--- Start of DOCUMENT EXCERPT ---
Distribution: To all units ashore and afloat concerned with aircraft.

         The British are allergic to calling any piece of equipment by a name which will give a hint as to its uses. I attended a conference at Fighter Command which lasted fifteen or twenty minutes, and practically no complete words were spoken; they used initials.

MARINE TEAM IN ENGLAND

         A small group of Marine officers and men went to England as a team to learn all phases of night fighting. We told Fighter Command that we expected to acquire the information we came for in a period of three to five months. They were taken aback by that time estimate and told us it would take at least two years to train in the various phases of night fighter work. We stayed there a total of four months; I think we got all the required information. Of course, had we stayed there until we had become absolutely expert, we'd probably not have returned for two or three years.

         In our team two pilots concentrated on air operations; two officers concentrated on ground control; two officers concentrated both on GCI and AI; and the three senior officers took part of the operational training course in flying and also concentrated on control. Some of the enlisted men studied both the AI (that's the airborne radar) and operational equipment; others concentrated on GCI and AI technical equipment.
--- End of DOCUMENT EXCERPT ---
* TASK 1: Using the night-fighting excerpt, write out the passage starting at "Distribution: To all" and ending at "they used initials.", swapping "conference" for "meeting".
--- Start of THE RECORDS ---
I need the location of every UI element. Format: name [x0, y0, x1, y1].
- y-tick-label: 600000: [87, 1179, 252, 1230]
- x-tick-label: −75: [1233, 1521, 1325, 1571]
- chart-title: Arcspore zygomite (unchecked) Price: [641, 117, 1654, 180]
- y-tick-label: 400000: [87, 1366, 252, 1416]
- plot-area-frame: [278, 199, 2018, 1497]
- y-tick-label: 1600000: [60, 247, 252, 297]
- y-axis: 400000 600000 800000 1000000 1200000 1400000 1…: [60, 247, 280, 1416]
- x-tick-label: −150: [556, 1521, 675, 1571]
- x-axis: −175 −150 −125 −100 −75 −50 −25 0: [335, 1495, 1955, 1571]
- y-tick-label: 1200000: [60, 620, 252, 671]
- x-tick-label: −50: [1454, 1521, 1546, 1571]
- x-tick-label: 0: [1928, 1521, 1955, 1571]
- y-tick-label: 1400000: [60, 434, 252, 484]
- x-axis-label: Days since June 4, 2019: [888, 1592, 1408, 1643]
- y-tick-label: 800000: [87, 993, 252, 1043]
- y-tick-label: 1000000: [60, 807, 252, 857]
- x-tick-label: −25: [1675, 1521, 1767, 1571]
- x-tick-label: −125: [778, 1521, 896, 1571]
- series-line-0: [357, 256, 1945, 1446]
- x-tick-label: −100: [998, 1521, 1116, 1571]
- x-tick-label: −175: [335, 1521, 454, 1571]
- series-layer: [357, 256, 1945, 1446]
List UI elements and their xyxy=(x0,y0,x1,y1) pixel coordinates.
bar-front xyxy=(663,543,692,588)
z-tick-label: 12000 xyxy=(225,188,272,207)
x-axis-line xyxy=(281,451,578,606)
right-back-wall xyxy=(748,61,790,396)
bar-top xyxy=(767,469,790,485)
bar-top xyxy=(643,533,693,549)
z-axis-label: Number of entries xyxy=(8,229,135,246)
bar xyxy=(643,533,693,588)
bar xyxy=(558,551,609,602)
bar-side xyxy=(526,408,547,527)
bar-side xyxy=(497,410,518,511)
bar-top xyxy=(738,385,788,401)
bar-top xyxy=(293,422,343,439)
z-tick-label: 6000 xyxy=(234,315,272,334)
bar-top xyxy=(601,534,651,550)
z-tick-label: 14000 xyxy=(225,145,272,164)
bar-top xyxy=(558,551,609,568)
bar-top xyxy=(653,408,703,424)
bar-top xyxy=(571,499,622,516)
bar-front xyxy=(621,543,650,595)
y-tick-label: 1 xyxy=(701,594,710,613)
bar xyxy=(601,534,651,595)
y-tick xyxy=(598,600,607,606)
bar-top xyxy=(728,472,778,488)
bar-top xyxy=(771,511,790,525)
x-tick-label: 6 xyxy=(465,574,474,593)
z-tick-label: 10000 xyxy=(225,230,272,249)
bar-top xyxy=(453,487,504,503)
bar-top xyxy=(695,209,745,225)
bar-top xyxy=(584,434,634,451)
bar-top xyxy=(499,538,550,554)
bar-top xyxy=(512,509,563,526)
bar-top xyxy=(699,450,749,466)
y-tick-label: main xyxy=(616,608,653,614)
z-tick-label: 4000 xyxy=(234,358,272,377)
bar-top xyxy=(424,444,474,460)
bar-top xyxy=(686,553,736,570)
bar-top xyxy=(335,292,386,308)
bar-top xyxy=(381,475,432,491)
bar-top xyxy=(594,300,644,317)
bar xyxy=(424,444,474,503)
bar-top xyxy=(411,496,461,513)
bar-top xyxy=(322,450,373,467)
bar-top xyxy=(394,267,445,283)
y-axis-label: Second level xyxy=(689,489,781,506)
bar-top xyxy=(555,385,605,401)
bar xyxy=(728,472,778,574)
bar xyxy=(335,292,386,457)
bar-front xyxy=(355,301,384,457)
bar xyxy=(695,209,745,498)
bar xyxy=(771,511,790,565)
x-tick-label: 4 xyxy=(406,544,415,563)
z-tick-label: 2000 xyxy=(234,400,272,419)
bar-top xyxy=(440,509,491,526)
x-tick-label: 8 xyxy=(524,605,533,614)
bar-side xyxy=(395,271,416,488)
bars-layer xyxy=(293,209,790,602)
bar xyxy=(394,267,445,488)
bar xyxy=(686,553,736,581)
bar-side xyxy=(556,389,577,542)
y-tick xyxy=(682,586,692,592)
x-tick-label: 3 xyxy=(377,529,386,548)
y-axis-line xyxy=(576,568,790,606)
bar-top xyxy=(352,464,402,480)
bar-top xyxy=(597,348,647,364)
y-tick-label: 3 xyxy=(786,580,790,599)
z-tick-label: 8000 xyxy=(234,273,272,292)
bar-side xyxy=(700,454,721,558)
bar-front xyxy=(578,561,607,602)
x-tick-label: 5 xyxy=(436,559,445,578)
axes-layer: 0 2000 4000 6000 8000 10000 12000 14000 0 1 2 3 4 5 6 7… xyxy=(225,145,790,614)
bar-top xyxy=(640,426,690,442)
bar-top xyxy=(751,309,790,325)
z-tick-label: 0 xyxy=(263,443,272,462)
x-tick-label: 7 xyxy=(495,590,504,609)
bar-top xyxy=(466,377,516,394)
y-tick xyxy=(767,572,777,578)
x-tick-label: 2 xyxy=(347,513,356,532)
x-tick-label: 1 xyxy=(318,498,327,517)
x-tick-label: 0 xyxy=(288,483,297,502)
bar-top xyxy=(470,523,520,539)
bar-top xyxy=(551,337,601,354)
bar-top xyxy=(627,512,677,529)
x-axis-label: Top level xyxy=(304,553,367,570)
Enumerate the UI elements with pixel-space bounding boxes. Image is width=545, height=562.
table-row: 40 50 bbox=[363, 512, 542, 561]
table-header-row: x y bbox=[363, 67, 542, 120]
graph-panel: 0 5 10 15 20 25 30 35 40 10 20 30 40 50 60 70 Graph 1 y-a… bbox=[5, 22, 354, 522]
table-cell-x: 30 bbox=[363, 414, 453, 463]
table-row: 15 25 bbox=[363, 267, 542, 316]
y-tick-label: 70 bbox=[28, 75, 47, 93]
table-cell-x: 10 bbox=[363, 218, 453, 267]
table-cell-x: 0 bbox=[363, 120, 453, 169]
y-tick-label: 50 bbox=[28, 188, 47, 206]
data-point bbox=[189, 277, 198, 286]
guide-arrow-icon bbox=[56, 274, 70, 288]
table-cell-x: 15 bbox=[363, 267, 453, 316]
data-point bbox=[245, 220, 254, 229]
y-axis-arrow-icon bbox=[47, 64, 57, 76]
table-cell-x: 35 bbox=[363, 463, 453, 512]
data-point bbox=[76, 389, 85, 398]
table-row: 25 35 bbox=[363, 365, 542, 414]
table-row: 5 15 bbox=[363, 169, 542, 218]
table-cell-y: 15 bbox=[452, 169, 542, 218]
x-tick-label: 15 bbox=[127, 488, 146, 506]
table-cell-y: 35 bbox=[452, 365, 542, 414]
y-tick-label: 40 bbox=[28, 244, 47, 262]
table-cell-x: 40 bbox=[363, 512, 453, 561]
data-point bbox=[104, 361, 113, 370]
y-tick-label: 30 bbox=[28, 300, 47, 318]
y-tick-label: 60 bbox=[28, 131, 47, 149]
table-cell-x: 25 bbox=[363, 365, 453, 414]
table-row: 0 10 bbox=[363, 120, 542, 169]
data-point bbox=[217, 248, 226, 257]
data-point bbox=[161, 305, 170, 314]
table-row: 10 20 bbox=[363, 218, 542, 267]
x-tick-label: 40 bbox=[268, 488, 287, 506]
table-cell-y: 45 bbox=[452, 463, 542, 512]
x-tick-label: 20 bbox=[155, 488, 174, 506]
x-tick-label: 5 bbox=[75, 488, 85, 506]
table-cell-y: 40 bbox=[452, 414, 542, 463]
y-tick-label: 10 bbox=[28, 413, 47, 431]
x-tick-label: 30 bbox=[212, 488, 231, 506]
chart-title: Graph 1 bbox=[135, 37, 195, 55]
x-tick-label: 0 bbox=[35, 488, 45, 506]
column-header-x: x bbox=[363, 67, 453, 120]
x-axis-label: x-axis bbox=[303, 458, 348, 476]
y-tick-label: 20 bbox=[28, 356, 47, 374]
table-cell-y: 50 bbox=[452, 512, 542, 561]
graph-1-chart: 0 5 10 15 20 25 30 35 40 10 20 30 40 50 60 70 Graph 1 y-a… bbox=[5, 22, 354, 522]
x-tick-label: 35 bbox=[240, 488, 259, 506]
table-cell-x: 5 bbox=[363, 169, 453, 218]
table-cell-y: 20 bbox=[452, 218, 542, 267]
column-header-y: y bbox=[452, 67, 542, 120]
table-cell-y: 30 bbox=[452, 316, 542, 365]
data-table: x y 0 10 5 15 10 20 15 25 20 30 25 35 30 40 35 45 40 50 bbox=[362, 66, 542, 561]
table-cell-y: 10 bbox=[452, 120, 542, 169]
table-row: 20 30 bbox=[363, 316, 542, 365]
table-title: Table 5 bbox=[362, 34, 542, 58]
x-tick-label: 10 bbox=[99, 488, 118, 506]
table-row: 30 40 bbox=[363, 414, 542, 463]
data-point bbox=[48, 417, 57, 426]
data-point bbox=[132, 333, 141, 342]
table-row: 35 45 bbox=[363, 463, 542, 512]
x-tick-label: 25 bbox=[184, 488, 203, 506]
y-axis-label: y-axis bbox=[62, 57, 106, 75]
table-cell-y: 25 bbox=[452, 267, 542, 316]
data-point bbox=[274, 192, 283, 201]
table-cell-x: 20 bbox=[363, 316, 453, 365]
--- End of THE RECORDS ---
* TASK 2: Reproduce the listing verbatim, starting at its first line and ending at the line that contains "bar-front xyxy=(663,543,692,588)", with both ends included.

* EXERCISE RESPONSE 1:
Distribution: To all units ashore and afloat concerned with aircraft.

         The British are allergic to calling any piece of equipment by a name which will give a hint as to its uses. I attended a meeting at Fighter Command which lasted fifteen or twenty minutes, and practically no complete words were spoken; they used initials.

* EXERCISE RESPONSE 2:
I need the location of every UI element. Format: name [x0, y0, x1, y1].
- y-tick-label: 600000: [87, 1179, 252, 1230]
- x-tick-label: −75: [1233, 1521, 1325, 1571]
- chart-title: Arcspore zygomite (unchecked) Price: [641, 117, 1654, 180]
- y-tick-label: 400000: [87, 1366, 252, 1416]
- plot-area-frame: [278, 199, 2018, 1497]
- y-tick-label: 1600000: [60, 247, 252, 297]
- y-axis: 400000 600000 800000 1000000 1200000 1400000 1…: [60, 247, 280, 1416]
- x-tick-label: −150: [556, 1521, 675, 1571]
- x-axis: −175 −150 −125 −100 −75 −50 −25 0: [335, 1495, 1955, 1571]
- y-tick-label: 1200000: [60, 620, 252, 671]
- x-tick-label: −50: [1454, 1521, 1546, 1571]
- x-tick-label: 0: [1928, 1521, 1955, 1571]
- y-tick-label: 1400000: [60, 434, 252, 484]
- x-axis-label: Days since June 4, 2019: [888, 1592, 1408, 1643]
- y-tick-label: 800000: [87, 993, 252, 1043]
- y-tick-label: 1000000: [60, 807, 252, 857]
- x-tick-label: −25: [1675, 1521, 1767, 1571]
- x-tick-label: −125: [778, 1521, 896, 1571]
- series-line-0: [357, 256, 1945, 1446]
- x-tick-label: −100: [998, 1521, 1116, 1571]
- x-tick-label: −175: [335, 1521, 454, 1571]
- series-layer: [357, 256, 1945, 1446]
List UI elements and their xyxy=(x0,y0,x1,y1) pixel coordinates.
bar-front xyxy=(663,543,692,588)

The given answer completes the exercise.